Each line below should be retyped exactly, with no pictures.

— START OF DATA LISTING —

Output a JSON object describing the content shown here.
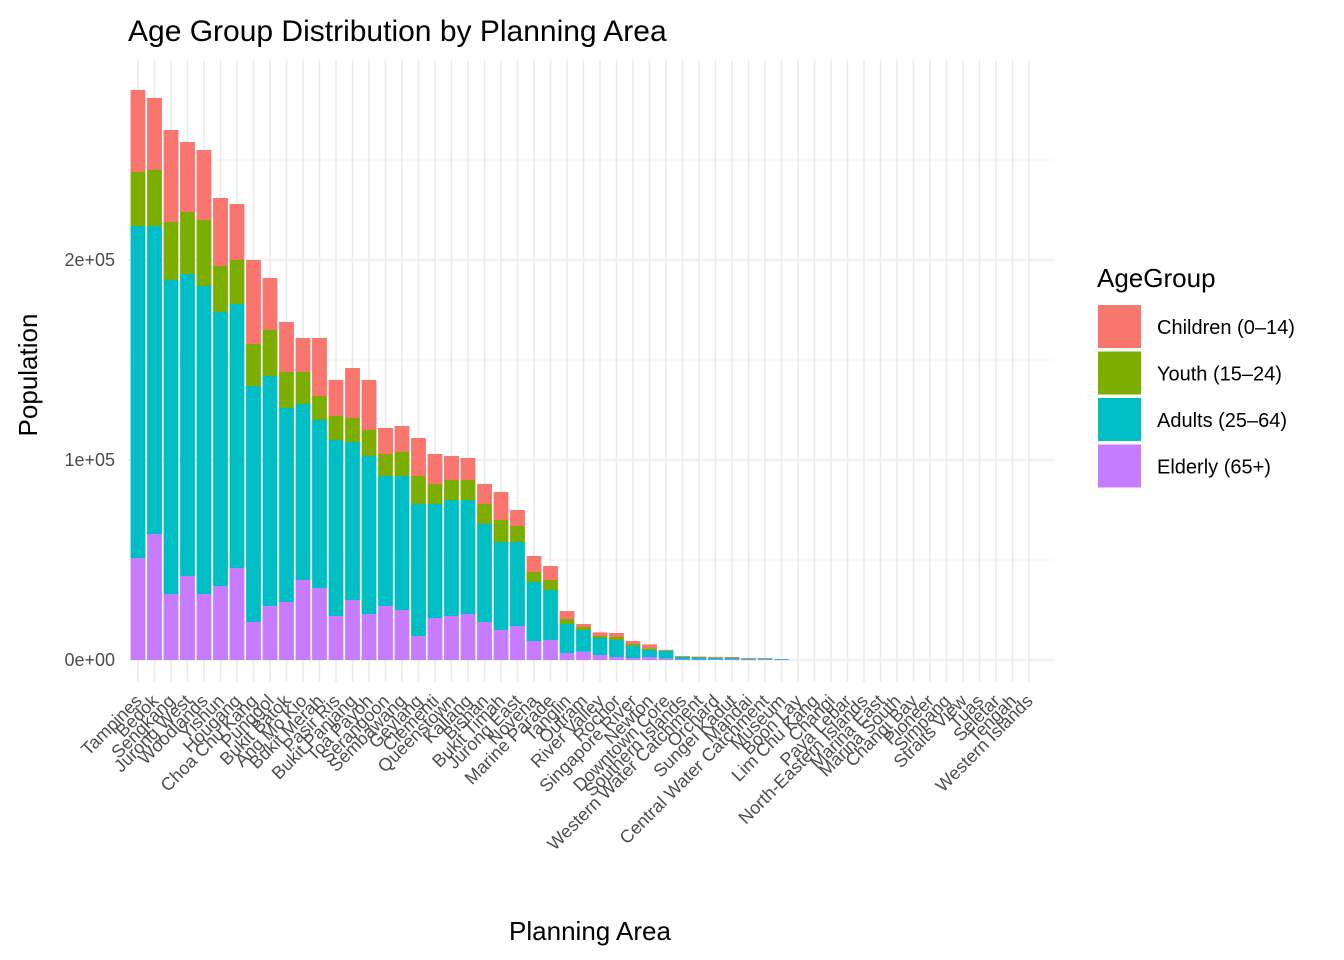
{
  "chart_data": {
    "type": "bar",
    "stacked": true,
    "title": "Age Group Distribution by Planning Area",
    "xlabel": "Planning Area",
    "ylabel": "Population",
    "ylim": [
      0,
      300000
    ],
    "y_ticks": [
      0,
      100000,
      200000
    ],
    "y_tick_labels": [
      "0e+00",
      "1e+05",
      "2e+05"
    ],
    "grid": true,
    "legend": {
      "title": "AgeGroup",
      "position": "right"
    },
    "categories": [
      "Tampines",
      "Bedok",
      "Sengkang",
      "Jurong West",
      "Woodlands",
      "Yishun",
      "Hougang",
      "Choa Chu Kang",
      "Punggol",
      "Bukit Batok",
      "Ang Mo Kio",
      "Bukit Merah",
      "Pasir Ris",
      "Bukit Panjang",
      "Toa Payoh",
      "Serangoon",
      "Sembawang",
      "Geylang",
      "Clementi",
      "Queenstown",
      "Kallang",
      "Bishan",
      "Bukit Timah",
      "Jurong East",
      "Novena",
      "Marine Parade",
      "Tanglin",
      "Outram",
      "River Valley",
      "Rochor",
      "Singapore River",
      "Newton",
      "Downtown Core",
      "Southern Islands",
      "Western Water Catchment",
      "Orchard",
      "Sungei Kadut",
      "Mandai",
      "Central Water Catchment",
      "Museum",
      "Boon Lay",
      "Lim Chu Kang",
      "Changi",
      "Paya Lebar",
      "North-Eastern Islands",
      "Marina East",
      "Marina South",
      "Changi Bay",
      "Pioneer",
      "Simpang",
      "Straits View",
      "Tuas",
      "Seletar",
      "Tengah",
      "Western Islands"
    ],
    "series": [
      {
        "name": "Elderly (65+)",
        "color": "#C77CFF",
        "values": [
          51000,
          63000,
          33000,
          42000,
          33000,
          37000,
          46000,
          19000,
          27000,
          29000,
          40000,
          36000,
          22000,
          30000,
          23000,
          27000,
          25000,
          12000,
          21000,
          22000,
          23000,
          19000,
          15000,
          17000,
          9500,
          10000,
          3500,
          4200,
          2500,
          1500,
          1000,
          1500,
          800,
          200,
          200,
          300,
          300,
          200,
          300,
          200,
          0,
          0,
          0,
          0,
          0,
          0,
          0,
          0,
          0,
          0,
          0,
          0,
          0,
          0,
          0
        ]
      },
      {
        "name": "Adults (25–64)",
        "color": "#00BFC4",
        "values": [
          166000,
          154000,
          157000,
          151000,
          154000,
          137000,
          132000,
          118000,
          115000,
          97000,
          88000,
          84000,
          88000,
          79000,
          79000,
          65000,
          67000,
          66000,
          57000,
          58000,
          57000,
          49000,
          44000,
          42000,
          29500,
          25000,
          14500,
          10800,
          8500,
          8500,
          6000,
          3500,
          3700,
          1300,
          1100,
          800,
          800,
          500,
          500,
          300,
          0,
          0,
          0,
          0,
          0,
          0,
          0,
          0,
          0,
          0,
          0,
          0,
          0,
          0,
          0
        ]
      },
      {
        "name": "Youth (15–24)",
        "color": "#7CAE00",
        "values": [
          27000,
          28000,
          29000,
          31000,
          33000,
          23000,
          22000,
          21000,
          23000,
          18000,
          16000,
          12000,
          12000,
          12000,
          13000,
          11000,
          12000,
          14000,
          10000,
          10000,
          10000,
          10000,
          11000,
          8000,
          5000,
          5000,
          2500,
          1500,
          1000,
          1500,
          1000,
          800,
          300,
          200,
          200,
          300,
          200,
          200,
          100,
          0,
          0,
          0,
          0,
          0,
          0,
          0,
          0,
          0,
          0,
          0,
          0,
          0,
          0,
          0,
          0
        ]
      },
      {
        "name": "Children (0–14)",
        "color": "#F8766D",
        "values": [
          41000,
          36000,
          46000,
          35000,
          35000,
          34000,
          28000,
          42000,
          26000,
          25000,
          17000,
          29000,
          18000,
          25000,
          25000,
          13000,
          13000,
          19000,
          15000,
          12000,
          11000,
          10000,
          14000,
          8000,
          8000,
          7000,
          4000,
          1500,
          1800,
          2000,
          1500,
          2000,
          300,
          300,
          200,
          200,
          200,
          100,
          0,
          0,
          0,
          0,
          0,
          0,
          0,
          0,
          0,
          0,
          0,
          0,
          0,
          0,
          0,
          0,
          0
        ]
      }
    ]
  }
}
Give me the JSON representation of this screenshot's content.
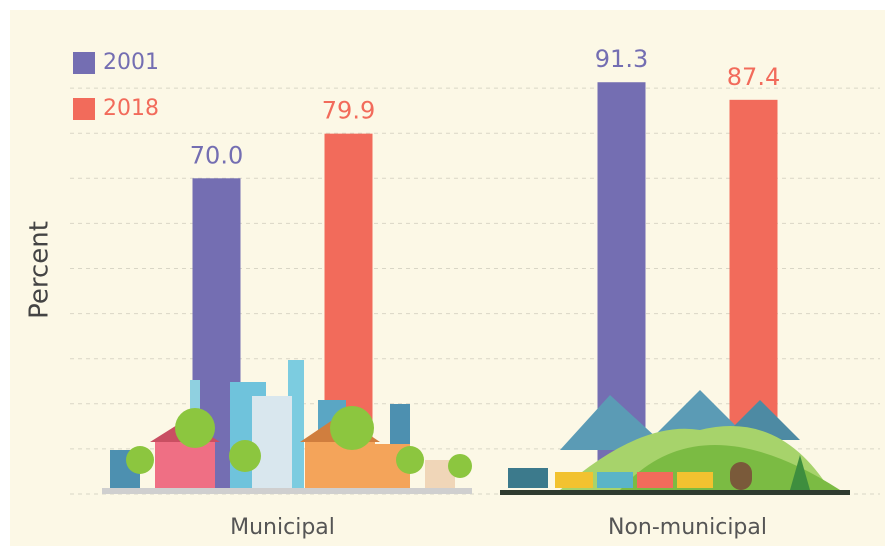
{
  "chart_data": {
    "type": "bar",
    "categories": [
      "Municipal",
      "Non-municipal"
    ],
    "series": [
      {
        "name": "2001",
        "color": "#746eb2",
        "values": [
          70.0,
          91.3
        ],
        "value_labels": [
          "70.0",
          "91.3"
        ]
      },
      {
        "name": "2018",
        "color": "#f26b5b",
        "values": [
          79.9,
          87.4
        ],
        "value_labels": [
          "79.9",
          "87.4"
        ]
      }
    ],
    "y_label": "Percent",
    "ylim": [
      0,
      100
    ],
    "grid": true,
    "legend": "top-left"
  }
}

— END OF DATA LISTING —

• _REPLY_
Output a JSON object describing the content shown here.
{
  "chart_data": {
    "type": "bar",
    "stacked": true,
    "title": "Age Group Distribution by Planning Area",
    "xlabel": "Planning Area",
    "ylabel": "Population",
    "ylim": [
      0,
      300000
    ],
    "y_ticks": [
      0,
      100000,
      200000
    ],
    "y_tick_labels": [
      "0e+00",
      "1e+05",
      "2e+05"
    ],
    "grid": true,
    "legend": {
      "title": "AgeGroup",
      "position": "right"
    },
    "categories": [
      "Tampines",
      "Bedok",
      "Sengkang",
      "Jurong West",
      "Woodlands",
      "Yishun",
      "Hougang",
      "Choa Chu Kang",
      "Punggol",
      "Bukit Batok",
      "Ang Mo Kio",
      "Bukit Merah",
      "Pasir Ris",
      "Bukit Panjang",
      "Toa Payoh",
      "Serangoon",
      "Sembawang",
      "Geylang",
      "Clementi",
      "Queenstown",
      "Kallang",
      "Bishan",
      "Bukit Timah",
      "Jurong East",
      "Novena",
      "Marine Parade",
      "Tanglin",
      "Outram",
      "River Valley",
      "Rochor",
      "Singapore River",
      "Newton",
      "Downtown Core",
      "Southern Islands",
      "Western Water Catchment",
      "Orchard",
      "Sungei Kadut",
      "Mandai",
      "Central Water Catchment",
      "Museum",
      "Boon Lay",
      "Lim Chu Kang",
      "Changi",
      "Paya Lebar",
      "North-Eastern Islands",
      "Marina East",
      "Marina South",
      "Changi Bay",
      "Pioneer",
      "Simpang",
      "Straits View",
      "Tuas",
      "Seletar",
      "Tengah",
      "Western Islands"
    ],
    "series": [
      {
        "name": "Elderly (65+)",
        "color": "#C77CFF",
        "values": [
          51000,
          63000,
          33000,
          42000,
          33000,
          37000,
          46000,
          19000,
          27000,
          29000,
          40000,
          36000,
          22000,
          30000,
          23000,
          27000,
          25000,
          12000,
          21000,
          22000,
          23000,
          19000,
          15000,
          17000,
          9500,
          10000,
          3500,
          4200,
          2500,
          1500,
          1000,
          1500,
          800,
          200,
          200,
          300,
          300,
          200,
          300,
          200,
          0,
          0,
          0,
          0,
          0,
          0,
          0,
          0,
          0,
          0,
          0,
          0,
          0,
          0,
          0
        ]
      },
      {
        "name": "Adults (25–64)",
        "color": "#00BFC4",
        "values": [
          166000,
          154000,
          157000,
          151000,
          154000,
          137000,
          132000,
          118000,
          115000,
          97000,
          88000,
          84000,
          88000,
          79000,
          79000,
          65000,
          67000,
          66000,
          57000,
          58000,
          57000,
          49000,
          44000,
          42000,
          29500,
          25000,
          14500,
          10800,
          8500,
          8500,
          6000,
          3500,
          3700,
          1300,
          1100,
          800,
          800,
          500,
          500,
          300,
          0,
          0,
          0,
          0,
          0,
          0,
          0,
          0,
          0,
          0,
          0,
          0,
          0,
          0,
          0
        ]
      },
      {
        "name": "Youth (15–24)",
        "color": "#7CAE00",
        "values": [
          27000,
          28000,
          29000,
          31000,
          33000,
          23000,
          22000,
          21000,
          23000,
          18000,
          16000,
          12000,
          12000,
          12000,
          13000,
          11000,
          12000,
          14000,
          10000,
          10000,
          10000,
          10000,
          11000,
          8000,
          5000,
          5000,
          2500,
          1500,
          1000,
          1500,
          1000,
          800,
          300,
          200,
          200,
          300,
          200,
          200,
          100,
          0,
          0,
          0,
          0,
          0,
          0,
          0,
          0,
          0,
          0,
          0,
          0,
          0,
          0,
          0,
          0
        ]
      },
      {
        "name": "Children (0–14)",
        "color": "#F8766D",
        "values": [
          41000,
          36000,
          46000,
          35000,
          35000,
          34000,
          28000,
          42000,
          26000,
          25000,
          17000,
          29000,
          18000,
          25000,
          25000,
          13000,
          13000,
          19000,
          15000,
          12000,
          11000,
          10000,
          14000,
          8000,
          8000,
          7000,
          4000,
          1500,
          1800,
          2000,
          1500,
          2000,
          300,
          300,
          200,
          200,
          200,
          100,
          0,
          0,
          0,
          0,
          0,
          0,
          0,
          0,
          0,
          0,
          0,
          0,
          0,
          0,
          0,
          0,
          0
        ]
      }
    ]
  }
}
Give me the JSON representation of this screenshot's content.
{
  "chart_data": {
    "type": "bar",
    "categories": [
      "Municipal",
      "Non-municipal"
    ],
    "series": [
      {
        "name": "2001",
        "color": "#746eb2",
        "values": [
          70.0,
          91.3
        ],
        "value_labels": [
          "70.0",
          "91.3"
        ]
      },
      {
        "name": "2018",
        "color": "#f26b5b",
        "values": [
          79.9,
          87.4
        ],
        "value_labels": [
          "79.9",
          "87.4"
        ]
      }
    ],
    "y_label": "Percent",
    "ylim": [
      0,
      100
    ],
    "grid": true,
    "legend": "top-left"
  }
}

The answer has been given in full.